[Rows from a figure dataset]
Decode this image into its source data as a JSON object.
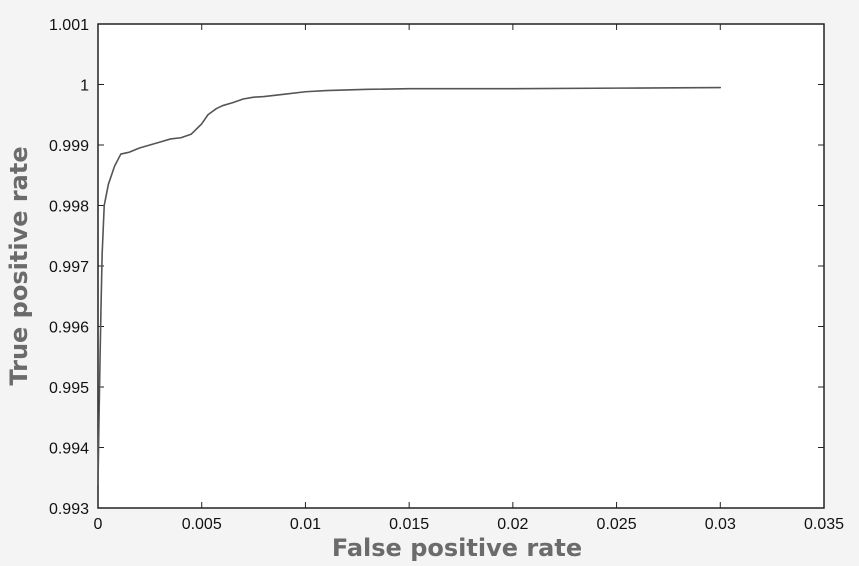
{
  "chart_data": {
    "type": "line",
    "title": "",
    "xlabel": "False positive rate",
    "ylabel": "True positive rate",
    "xlim": [
      0,
      0.035
    ],
    "ylim": [
      0.993,
      1.001
    ],
    "x_ticks": [
      0,
      0.005,
      0.01,
      0.015,
      0.02,
      0.025,
      0.03,
      0.035
    ],
    "x_tick_labels": [
      "0",
      "0.005",
      "0.01",
      "0.015",
      "0.02",
      "0.025",
      "0.03",
      "0.035"
    ],
    "y_ticks": [
      0.993,
      0.994,
      0.995,
      0.996,
      0.997,
      0.998,
      0.999,
      1,
      1.001
    ],
    "y_tick_labels": [
      "0.993",
      "0.994",
      "0.995",
      "0.996",
      "0.997",
      "0.998",
      "0.999",
      "1",
      "1.001"
    ],
    "grid": false,
    "legend": "none",
    "series": [
      {
        "color": "#555555",
        "x": [
          0,
          5e-05,
          0.0001,
          0.00015,
          0.0002,
          0.0003,
          0.0005,
          0.0008,
          0.0011,
          0.0015,
          0.002,
          0.0025,
          0.003,
          0.0035,
          0.004,
          0.0045,
          0.005,
          0.0053,
          0.0057,
          0.006,
          0.0065,
          0.007,
          0.0075,
          0.008,
          0.009,
          0.01,
          0.011,
          0.012,
          0.013,
          0.015,
          0.02,
          0.025,
          0.03
        ],
        "y": [
          0.9934,
          0.9945,
          0.9955,
          0.9964,
          0.9972,
          0.998,
          0.99835,
          0.99865,
          0.99885,
          0.99888,
          0.99895,
          0.999,
          0.99905,
          0.9991,
          0.99912,
          0.99918,
          0.99935,
          0.9995,
          0.9996,
          0.99965,
          0.9997,
          0.99976,
          0.99979,
          0.9998,
          0.99984,
          0.99988,
          0.9999,
          0.99991,
          0.99992,
          0.99993,
          0.99993,
          0.99994,
          0.99995
        ]
      }
    ]
  }
}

## Objective:
Exactly as written, return every line of the listing, but not the pictures.

## Solution below:
Decode this image into its source data as a JSON object.
{
  "chart_data": {
    "type": "line",
    "title": "",
    "xlabel": "False positive rate",
    "ylabel": "True positive rate",
    "xlim": [
      0,
      0.035
    ],
    "ylim": [
      0.993,
      1.001
    ],
    "x_ticks": [
      0,
      0.005,
      0.01,
      0.015,
      0.02,
      0.025,
      0.03,
      0.035
    ],
    "x_tick_labels": [
      "0",
      "0.005",
      "0.01",
      "0.015",
      "0.02",
      "0.025",
      "0.03",
      "0.035"
    ],
    "y_ticks": [
      0.993,
      0.994,
      0.995,
      0.996,
      0.997,
      0.998,
      0.999,
      1,
      1.001
    ],
    "y_tick_labels": [
      "0.993",
      "0.994",
      "0.995",
      "0.996",
      "0.997",
      "0.998",
      "0.999",
      "1",
      "1.001"
    ],
    "grid": false,
    "legend": "none",
    "series": [
      {
        "color": "#555555",
        "x": [
          0,
          5e-05,
          0.0001,
          0.00015,
          0.0002,
          0.0003,
          0.0005,
          0.0008,
          0.0011,
          0.0015,
          0.002,
          0.0025,
          0.003,
          0.0035,
          0.004,
          0.0045,
          0.005,
          0.0053,
          0.0057,
          0.006,
          0.0065,
          0.007,
          0.0075,
          0.008,
          0.009,
          0.01,
          0.011,
          0.012,
          0.013,
          0.015,
          0.02,
          0.025,
          0.03
        ],
        "y": [
          0.9934,
          0.9945,
          0.9955,
          0.9964,
          0.9972,
          0.998,
          0.99835,
          0.99865,
          0.99885,
          0.99888,
          0.99895,
          0.999,
          0.99905,
          0.9991,
          0.99912,
          0.99918,
          0.99935,
          0.9995,
          0.9996,
          0.99965,
          0.9997,
          0.99976,
          0.99979,
          0.9998,
          0.99984,
          0.99988,
          0.9999,
          0.99991,
          0.99992,
          0.99993,
          0.99993,
          0.99994,
          0.99995
        ]
      }
    ]
  }
}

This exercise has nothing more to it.